* **Task prompt**:
Copy word for word the line containing "Type out the text in this image." together with all lines following it to the end of the listing below, without the pictures.

___ Dataset

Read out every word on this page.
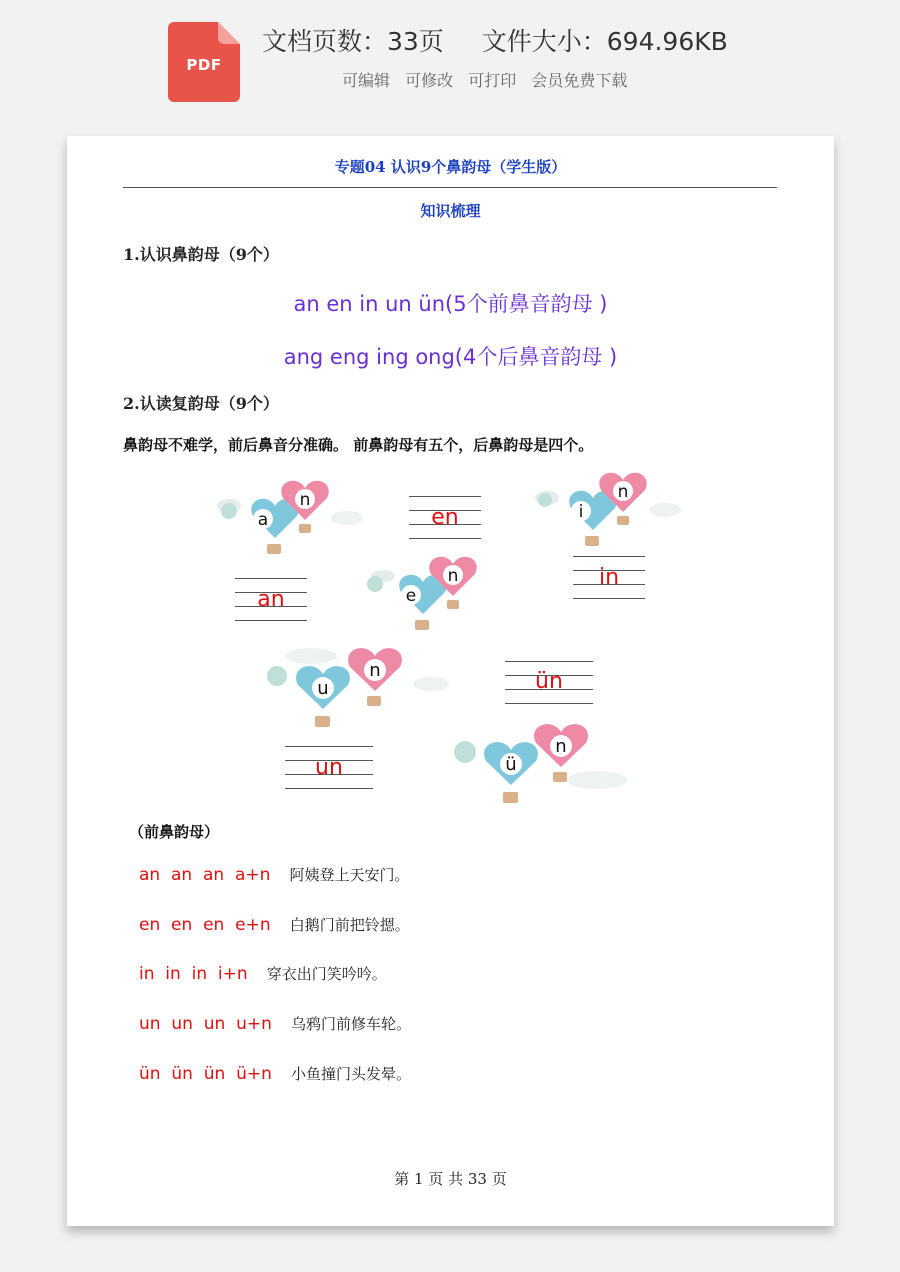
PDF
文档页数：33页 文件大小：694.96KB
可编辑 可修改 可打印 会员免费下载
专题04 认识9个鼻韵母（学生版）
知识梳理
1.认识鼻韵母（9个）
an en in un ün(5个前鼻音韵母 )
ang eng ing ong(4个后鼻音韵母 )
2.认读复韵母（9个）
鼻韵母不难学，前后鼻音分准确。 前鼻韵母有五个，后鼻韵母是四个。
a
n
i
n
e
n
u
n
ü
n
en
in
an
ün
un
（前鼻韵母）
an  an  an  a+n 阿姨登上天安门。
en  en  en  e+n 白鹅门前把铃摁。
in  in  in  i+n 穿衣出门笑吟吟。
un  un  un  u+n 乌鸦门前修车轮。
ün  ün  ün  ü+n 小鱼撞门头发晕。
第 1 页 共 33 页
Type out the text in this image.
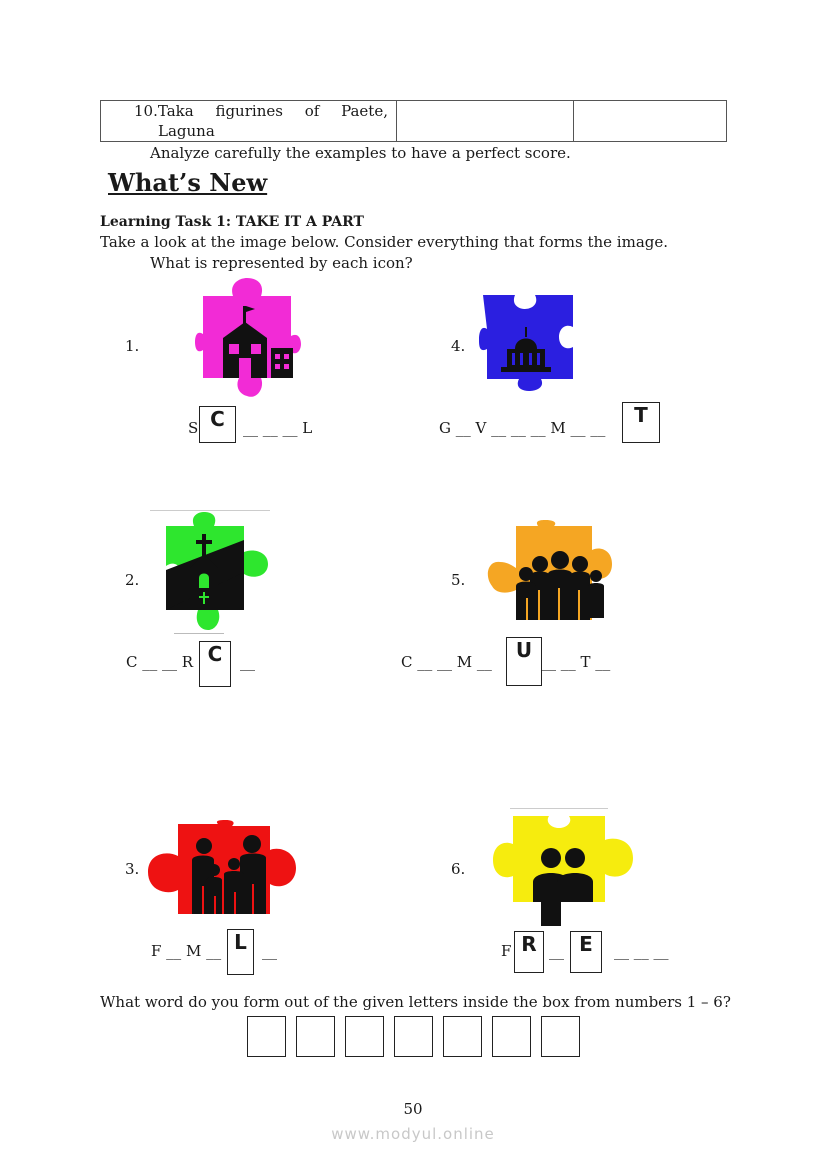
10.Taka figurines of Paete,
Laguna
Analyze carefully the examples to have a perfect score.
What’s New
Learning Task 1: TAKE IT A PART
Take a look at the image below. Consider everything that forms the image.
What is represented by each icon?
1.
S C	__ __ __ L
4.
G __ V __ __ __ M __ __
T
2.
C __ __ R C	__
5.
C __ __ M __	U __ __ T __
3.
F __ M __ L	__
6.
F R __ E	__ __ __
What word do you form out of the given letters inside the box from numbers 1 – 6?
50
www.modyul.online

______

* **Result**:
Type out the text in this image.
10.Taka figurines of Paete,
Laguna
Analyze carefully the examples to have a perfect score.
What’s New
Learning Task 1: TAKE IT A PART
Take a look at the image below. Consider everything that forms the image.
What is represented by each icon?
1.
S C	__ __ __ L
4.
G __ V __ __ __ M __ __
T
2.
C __ __ R C	__
5.
C __ __ M __	U __ __ T __
3.
F __ M __ L	__
6.
F R __ E	__ __ __
What word do you form out of the given letters inside the box from numbers 1 – 6?
50
www.modyul.online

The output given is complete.